▶ [STATED PROBLEM]:
Return a copy of every line in the records that includes the word "value".

▶ [Figure record listings]:
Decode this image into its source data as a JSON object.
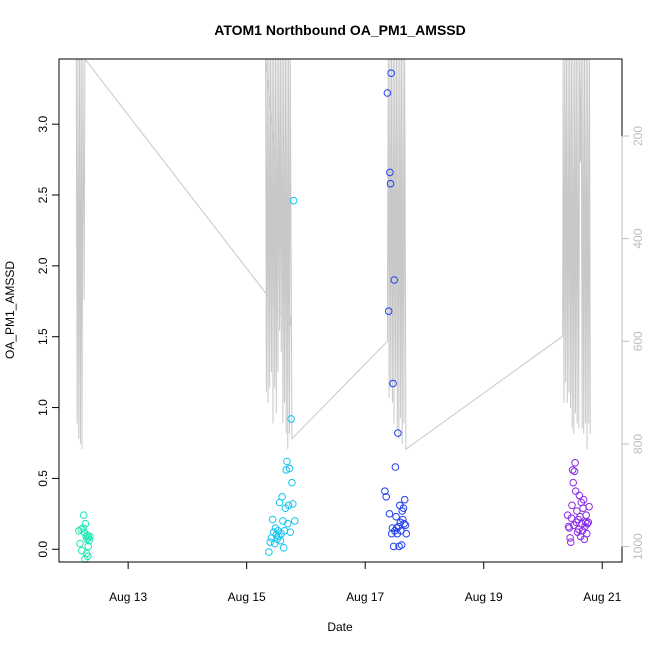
{
  "chart_data": {
    "type": "scatter",
    "title": "ATOM1 Northbound OA_PM1_AMSSD",
    "xlabel": "Date",
    "ylabel": "OA_PM1_AMSSD",
    "x_axis": {
      "type": "date",
      "range": [
        "2023-08-11T20:00",
        "2023-08-21T08:00"
      ],
      "ticks": [
        {
          "value": "2023-08-13",
          "label": "Aug 13"
        },
        {
          "value": "2023-08-15",
          "label": "Aug 15"
        },
        {
          "value": "2023-08-17",
          "label": "Aug 17"
        },
        {
          "value": "2023-08-19",
          "label": "Aug 19"
        },
        {
          "value": "2023-08-21",
          "label": "Aug 21"
        }
      ]
    },
    "y_axis": {
      "range": [
        -0.09,
        3.46
      ],
      "ticks": [
        0.0,
        0.5,
        1.0,
        1.5,
        2.0,
        2.5,
        3.0
      ],
      "tick_labels": [
        "0.0",
        "0.5",
        "1.0",
        "1.5",
        "2.0",
        "2.5",
        "3.0"
      ]
    },
    "y2_axis": {
      "reversed": true,
      "range": [
        50,
        1030
      ],
      "ticks": [
        200,
        400,
        600,
        800,
        1000
      ],
      "tick_labels": [
        "200",
        "400",
        "600",
        "800",
        "1000"
      ],
      "color": "#bdbdbd"
    },
    "grid": false,
    "legend": "none",
    "series": [
      {
        "color": "#1fe8b4",
        "points": [
          [
            "2023-08-12T04:00",
            0.13
          ],
          [
            "2023-08-12T04:30",
            0.04
          ],
          [
            "2023-08-12T05:00",
            0.14
          ],
          [
            "2023-08-12T05:15",
            -0.01
          ],
          [
            "2023-08-12T05:45",
            0.15
          ],
          [
            "2023-08-12T06:00",
            0.24
          ],
          [
            "2023-08-12T06:15",
            0.12
          ],
          [
            "2023-08-12T06:30",
            -0.07
          ],
          [
            "2023-08-12T06:45",
            0.18
          ],
          [
            "2023-08-12T07:00",
            0.09
          ],
          [
            "2023-08-12T07:10",
            -0.03
          ],
          [
            "2023-08-12T07:20",
            0.07
          ],
          [
            "2023-08-12T07:30",
            0.1
          ],
          [
            "2023-08-12T07:40",
            -0.05
          ],
          [
            "2023-08-12T07:50",
            0.02
          ],
          [
            "2023-08-12T08:00",
            0.08
          ],
          [
            "2023-08-12T08:15",
            0.06
          ],
          [
            "2023-08-12T08:30",
            0.09
          ]
        ]
      },
      {
        "color": "#14c4f0",
        "points": [
          [
            "2023-08-15T09:00",
            -0.02
          ],
          [
            "2023-08-15T09:30",
            0.05
          ],
          [
            "2023-08-15T10:00",
            0.08
          ],
          [
            "2023-08-15T10:30",
            0.21
          ],
          [
            "2023-08-15T11:00",
            0.12
          ],
          [
            "2023-08-15T11:20",
            0.04
          ],
          [
            "2023-08-15T11:40",
            0.15
          ],
          [
            "2023-08-15T12:00",
            0.1
          ],
          [
            "2023-08-15T12:20",
            0.07
          ],
          [
            "2023-08-15T12:40",
            0.13
          ],
          [
            "2023-08-15T13:00",
            0.09
          ],
          [
            "2023-08-15T13:20",
            0.33
          ],
          [
            "2023-08-15T13:40",
            0.06
          ],
          [
            "2023-08-15T14:00",
            0.11
          ],
          [
            "2023-08-15T14:20",
            0.37
          ],
          [
            "2023-08-15T14:40",
            0.2
          ],
          [
            "2023-08-15T15:00",
            0.01
          ],
          [
            "2023-08-15T15:20",
            0.13
          ],
          [
            "2023-08-15T15:40",
            0.29
          ],
          [
            "2023-08-15T16:00",
            0.56
          ],
          [
            "2023-08-15T16:20",
            0.62
          ],
          [
            "2023-08-15T16:40",
            0.18
          ],
          [
            "2023-08-15T17:00",
            0.31
          ],
          [
            "2023-08-15T17:20",
            0.57
          ],
          [
            "2023-08-15T17:40",
            0.12
          ],
          [
            "2023-08-15T18:00",
            0.92
          ],
          [
            "2023-08-15T18:20",
            0.47
          ],
          [
            "2023-08-15T18:40",
            0.32
          ],
          [
            "2023-08-15T19:00",
            2.46
          ],
          [
            "2023-08-15T19:30",
            0.2
          ]
        ]
      },
      {
        "color": "#1f3ff0",
        "points": [
          [
            "2023-08-17T08:00",
            0.41
          ],
          [
            "2023-08-17T08:30",
            0.37
          ],
          [
            "2023-08-17T09:00",
            3.22
          ],
          [
            "2023-08-17T09:30",
            1.68
          ],
          [
            "2023-08-17T09:50",
            0.25
          ],
          [
            "2023-08-17T10:00",
            2.66
          ],
          [
            "2023-08-17T10:15",
            2.58
          ],
          [
            "2023-08-17T10:30",
            3.36
          ],
          [
            "2023-08-17T10:45",
            0.11
          ],
          [
            "2023-08-17T11:00",
            0.15
          ],
          [
            "2023-08-17T11:15",
            1.17
          ],
          [
            "2023-08-17T11:30",
            0.02
          ],
          [
            "2023-08-17T11:45",
            1.9
          ],
          [
            "2023-08-17T12:00",
            0.13
          ],
          [
            "2023-08-17T12:15",
            0.58
          ],
          [
            "2023-08-17T12:30",
            0.23
          ],
          [
            "2023-08-17T12:45",
            0.15
          ],
          [
            "2023-08-17T13:00",
            0.11
          ],
          [
            "2023-08-17T13:15",
            0.82
          ],
          [
            "2023-08-17T13:30",
            0.16
          ],
          [
            "2023-08-17T13:45",
            0.02
          ],
          [
            "2023-08-17T14:00",
            0.31
          ],
          [
            "2023-08-17T14:15",
            0.19
          ],
          [
            "2023-08-17T14:30",
            0.13
          ],
          [
            "2023-08-17T14:45",
            0.03
          ],
          [
            "2023-08-17T15:00",
            0.27
          ],
          [
            "2023-08-17T15:15",
            0.21
          ],
          [
            "2023-08-17T15:30",
            0.29
          ],
          [
            "2023-08-17T15:45",
            0.18
          ],
          [
            "2023-08-17T16:00",
            0.35
          ],
          [
            "2023-08-17T16:20",
            0.17
          ],
          [
            "2023-08-17T16:40",
            0.11
          ]
        ]
      },
      {
        "color": "#8a2be8",
        "points": [
          [
            "2023-08-20T10:00",
            0.24
          ],
          [
            "2023-08-20T10:20",
            0.16
          ],
          [
            "2023-08-20T10:40",
            0.15
          ],
          [
            "2023-08-20T11:00",
            0.08
          ],
          [
            "2023-08-20T11:15",
            0.05
          ],
          [
            "2023-08-20T11:30",
            0.22
          ],
          [
            "2023-08-20T11:45",
            0.31
          ],
          [
            "2023-08-20T12:00",
            0.56
          ],
          [
            "2023-08-20T12:15",
            0.47
          ],
          [
            "2023-08-20T12:30",
            0.17
          ],
          [
            "2023-08-20T12:45",
            0.55
          ],
          [
            "2023-08-20T13:00",
            0.61
          ],
          [
            "2023-08-20T13:15",
            0.41
          ],
          [
            "2023-08-20T13:30",
            0.19
          ],
          [
            "2023-08-20T13:45",
            0.27
          ],
          [
            "2023-08-20T14:00",
            0.12
          ],
          [
            "2023-08-20T14:15",
            0.21
          ],
          [
            "2023-08-20T14:30",
            0.14
          ],
          [
            "2023-08-20T14:45",
            0.38
          ],
          [
            "2023-08-20T15:00",
            0.23
          ],
          [
            "2023-08-20T15:15",
            0.09
          ],
          [
            "2023-08-20T15:30",
            0.33
          ],
          [
            "2023-08-20T15:45",
            0.18
          ],
          [
            "2023-08-20T16:00",
            0.13
          ],
          [
            "2023-08-20T16:15",
            0.29
          ],
          [
            "2023-08-20T16:30",
            0.35
          ],
          [
            "2023-08-20T16:45",
            0.07
          ],
          [
            "2023-08-20T17:00",
            0.16
          ],
          [
            "2023-08-20T17:15",
            0.19
          ],
          [
            "2023-08-20T17:30",
            0.24
          ],
          [
            "2023-08-20T17:45",
            0.11
          ],
          [
            "2023-08-20T18:00",
            0.18
          ],
          [
            "2023-08-20T18:20",
            0.19
          ],
          [
            "2023-08-20T18:40",
            0.3
          ]
        ]
      }
    ],
    "secondary_series": {
      "axis": "y2",
      "type": "line",
      "color": "#c8c8c8",
      "points": [
        [
          "2023-08-12T03:00",
          50
        ],
        [
          "2023-08-12T03:20",
          760
        ],
        [
          "2023-08-12T03:40",
          50
        ],
        [
          "2023-08-12T04:00",
          790
        ],
        [
          "2023-08-12T04:20",
          50
        ],
        [
          "2023-08-12T04:40",
          800
        ],
        [
          "2023-08-12T05:00",
          50
        ],
        [
          "2023-08-12T05:20",
          810
        ],
        [
          "2023-08-12T05:40",
          50
        ],
        [
          "2023-08-12T06:10",
          520
        ],
        [
          "2023-08-12T06:30",
          50
        ],
        [
          "2023-08-15T18:00",
          570
        ],
        [
          "2023-08-15T07:40",
          50
        ],
        [
          "2023-08-15T08:00",
          700
        ],
        [
          "2023-08-15T08:20",
          50
        ],
        [
          "2023-08-15T08:40",
          720
        ],
        [
          "2023-08-15T09:00",
          50
        ],
        [
          "2023-08-15T09:20",
          690
        ],
        [
          "2023-08-15T09:40",
          50
        ],
        [
          "2023-08-15T10:00",
          660
        ],
        [
          "2023-08-15T10:20",
          50
        ],
        [
          "2023-08-15T10:40",
          760
        ],
        [
          "2023-08-15T11:00",
          50
        ],
        [
          "2023-08-15T11:20",
          690
        ],
        [
          "2023-08-15T11:40",
          50
        ],
        [
          "2023-08-15T12:00",
          740
        ],
        [
          "2023-08-15T12:20",
          50
        ],
        [
          "2023-08-15T12:40",
          660
        ],
        [
          "2023-08-15T13:00",
          50
        ],
        [
          "2023-08-15T13:20",
          580
        ],
        [
          "2023-08-15T13:40",
          50
        ],
        [
          "2023-08-15T14:00",
          620
        ],
        [
          "2023-08-15T14:20",
          50
        ],
        [
          "2023-08-15T14:40",
          760
        ],
        [
          "2023-08-15T15:00",
          50
        ],
        [
          "2023-08-15T15:20",
          720
        ],
        [
          "2023-08-15T15:40",
          50
        ],
        [
          "2023-08-15T16:00",
          780
        ],
        [
          "2023-08-15T16:20",
          50
        ],
        [
          "2023-08-15T16:40",
          810
        ],
        [
          "2023-08-15T17:00",
          50
        ],
        [
          "2023-08-15T17:20",
          780
        ],
        [
          "2023-08-15T17:40",
          50
        ],
        [
          "2023-08-15T18:20",
          790
        ],
        [
          "2023-08-17T09:00",
          600
        ],
        [
          "2023-08-17T09:20",
          50
        ],
        [
          "2023-08-17T09:40",
          710
        ],
        [
          "2023-08-17T10:00",
          50
        ],
        [
          "2023-08-17T10:20",
          690
        ],
        [
          "2023-08-17T10:40",
          50
        ],
        [
          "2023-08-17T11:00",
          720
        ],
        [
          "2023-08-17T11:20",
          50
        ],
        [
          "2023-08-17T11:40",
          760
        ],
        [
          "2023-08-17T12:00",
          50
        ],
        [
          "2023-08-17T12:20",
          680
        ],
        [
          "2023-08-17T12:40",
          50
        ],
        [
          "2023-08-17T13:00",
          770
        ],
        [
          "2023-08-17T13:20",
          50
        ],
        [
          "2023-08-17T13:40",
          790
        ],
        [
          "2023-08-17T14:00",
          50
        ],
        [
          "2023-08-17T14:20",
          750
        ],
        [
          "2023-08-17T14:40",
          50
        ],
        [
          "2023-08-17T15:00",
          800
        ],
        [
          "2023-08-17T15:20",
          50
        ],
        [
          "2023-08-17T15:40",
          760
        ],
        [
          "2023-08-17T16:00",
          50
        ],
        [
          "2023-08-17T16:30",
          810
        ],
        [
          "2023-08-20T08:00",
          590
        ],
        [
          "2023-08-20T08:10",
          50
        ],
        [
          "2023-08-20T08:30",
          720
        ],
        [
          "2023-08-20T08:50",
          50
        ],
        [
          "2023-08-20T09:10",
          680
        ],
        [
          "2023-08-20T09:30",
          50
        ],
        [
          "2023-08-20T09:50",
          720
        ],
        [
          "2023-08-20T10:10",
          50
        ],
        [
          "2023-08-20T10:30",
          700
        ],
        [
          "2023-08-20T10:50",
          50
        ],
        [
          "2023-08-20T11:10",
          730
        ],
        [
          "2023-08-20T11:30",
          50
        ],
        [
          "2023-08-20T11:50",
          770
        ],
        [
          "2023-08-20T12:10",
          50
        ],
        [
          "2023-08-20T12:30",
          780
        ],
        [
          "2023-08-20T12:50",
          50
        ],
        [
          "2023-08-20T13:10",
          740
        ],
        [
          "2023-08-20T13:30",
          50
        ],
        [
          "2023-08-20T13:50",
          760
        ],
        [
          "2023-08-20T14:10",
          50
        ],
        [
          "2023-08-20T14:30",
          770
        ],
        [
          "2023-08-20T14:50",
          50
        ],
        [
          "2023-08-20T15:10",
          250
        ],
        [
          "2023-08-20T15:30",
          50
        ],
        [
          "2023-08-20T15:50",
          770
        ],
        [
          "2023-08-20T16:10",
          50
        ],
        [
          "2023-08-20T16:30",
          780
        ],
        [
          "2023-08-20T16:50",
          50
        ],
        [
          "2023-08-20T17:10",
          760
        ],
        [
          "2023-08-20T17:30",
          50
        ],
        [
          "2023-08-20T17:50",
          810
        ],
        [
          "2023-08-20T18:10",
          50
        ],
        [
          "2023-08-20T18:30",
          760
        ],
        [
          "2023-08-20T18:50",
          50
        ],
        [
          "2023-08-20T19:10",
          780
        ]
      ]
    }
  }
}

▶ [TASK RESPONSE]:
          "value": "2023-08-13",
          "value": "2023-08-15",
          "value": "2023-08-17",
          "value": "2023-08-19",
          "value": "2023-08-21",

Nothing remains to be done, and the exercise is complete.